Set task >>
Print out every record exactly as it appears.

— Start Given data —

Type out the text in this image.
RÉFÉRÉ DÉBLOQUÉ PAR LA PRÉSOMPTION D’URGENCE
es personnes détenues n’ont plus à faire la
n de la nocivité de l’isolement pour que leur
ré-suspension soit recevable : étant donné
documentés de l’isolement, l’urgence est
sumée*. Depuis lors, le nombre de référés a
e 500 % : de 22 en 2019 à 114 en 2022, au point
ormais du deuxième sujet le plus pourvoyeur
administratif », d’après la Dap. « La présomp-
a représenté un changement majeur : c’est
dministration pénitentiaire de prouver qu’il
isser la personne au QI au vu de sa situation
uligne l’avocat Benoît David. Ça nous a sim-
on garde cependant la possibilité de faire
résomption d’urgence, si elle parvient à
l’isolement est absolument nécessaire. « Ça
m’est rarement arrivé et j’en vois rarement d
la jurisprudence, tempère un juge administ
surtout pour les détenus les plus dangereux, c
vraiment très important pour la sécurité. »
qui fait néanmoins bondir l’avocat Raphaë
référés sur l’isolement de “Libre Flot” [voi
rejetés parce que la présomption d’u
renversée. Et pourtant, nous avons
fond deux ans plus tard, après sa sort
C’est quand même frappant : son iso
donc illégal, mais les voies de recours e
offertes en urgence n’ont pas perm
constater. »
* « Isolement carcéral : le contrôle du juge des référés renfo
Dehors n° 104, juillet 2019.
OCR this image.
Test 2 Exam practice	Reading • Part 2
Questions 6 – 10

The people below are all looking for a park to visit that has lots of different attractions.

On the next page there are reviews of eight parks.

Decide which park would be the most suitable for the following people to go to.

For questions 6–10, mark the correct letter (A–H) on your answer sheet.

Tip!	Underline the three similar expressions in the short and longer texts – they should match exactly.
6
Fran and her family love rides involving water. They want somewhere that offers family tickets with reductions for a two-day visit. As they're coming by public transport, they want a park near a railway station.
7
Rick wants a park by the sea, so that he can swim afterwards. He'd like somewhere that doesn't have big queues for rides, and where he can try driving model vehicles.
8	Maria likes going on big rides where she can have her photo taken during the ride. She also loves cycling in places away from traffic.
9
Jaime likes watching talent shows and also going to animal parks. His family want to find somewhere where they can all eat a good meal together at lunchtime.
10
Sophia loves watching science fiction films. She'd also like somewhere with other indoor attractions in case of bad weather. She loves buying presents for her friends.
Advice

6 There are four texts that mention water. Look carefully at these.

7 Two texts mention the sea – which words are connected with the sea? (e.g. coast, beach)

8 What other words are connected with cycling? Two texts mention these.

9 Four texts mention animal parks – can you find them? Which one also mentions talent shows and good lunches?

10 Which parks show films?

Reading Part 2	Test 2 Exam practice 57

— End Given data —

In response >>
Type out the text in this image.
RÉFÉRÉ DÉBLOQUÉ PAR LA PRÉSOMPTION D’URGENCE
es personnes détenues n’ont plus à faire la
n de la nocivité de l’isolement pour que leur
ré-suspension soit recevable : étant donné
documentés de l’isolement, l’urgence est
sumée*. Depuis lors, le nombre de référés a
e 500 % : de 22 en 2019 à 114 en 2022, au point
ormais du deuxième sujet le plus pourvoyeur
administratif », d’après la Dap. « La présomp-
a représenté un changement majeur : c’est
dministration pénitentiaire de prouver qu’il
isser la personne au QI au vu de sa situation
uligne l’avocat Benoît David. Ça nous a sim-
on garde cependant la possibilité de faire
résomption d’urgence, si elle parvient à
l’isolement est absolument nécessaire. « Ça
m’est rarement arrivé et j’en vois rarement d
la jurisprudence, tempère un juge administ
surtout pour les détenus les plus dangereux, c
vraiment très important pour la sécurité. »
qui fait néanmoins bondir l’avocat Raphaë
référés sur l’isolement de “Libre Flot” [voi
rejetés parce que la présomption d’u
renversée. Et pourtant, nous avons
fond deux ans plus tard, après sa sort
C’est quand même frappant : son iso
donc illégal, mais les voies de recours e
offertes en urgence n’ont pas perm
constater. »
* « Isolement carcéral : le contrôle du juge des référés renfo
Dehors n° 104, juillet 2019.
OCR this image.
Test 2 Exam practice	Reading • Part 2
Questions 6 – 10

The people below are all looking for a park to visit that has lots of different attractions.

On the next page there are reviews of eight parks.

Decide which park would be the most suitable for the following people to go to.

For questions 6–10, mark the correct letter (A–H) on your answer sheet.

Tip!	Underline the three similar expressions in the short and longer texts – they should match exactly.
6
Fran and her family love rides involving water. They want somewhere that offers family tickets with reductions for a two-day visit. As they're coming by public transport, they want a park near a railway station.
7
Rick wants a park by the sea, so that he can swim afterwards. He'd like somewhere that doesn't have big queues for rides, and where he can try driving model vehicles.
8	Maria likes going on big rides where she can have her photo taken during the ride. She also loves cycling in places away from traffic.
9
Jaime likes watching talent shows and also going to animal parks. His family want to find somewhere where they can all eat a good meal together at lunchtime.
10
Sophia loves watching science fiction films. She'd also like somewhere with other indoor attractions in case of bad weather. She loves buying presents for her friends.
Advice

6 There are four texts that mention water. Look carefully at these.

7 Two texts mention the sea – which words are connected with the sea? (e.g. coast, beach)

8 What other words are connected with cycling? Two texts mention these.

9 Four texts mention animal parks – can you find them? Which one also mentions talent shows and good lunches?

10 Which parks show films?

Reading Part 2	Test 2 Exam practice 57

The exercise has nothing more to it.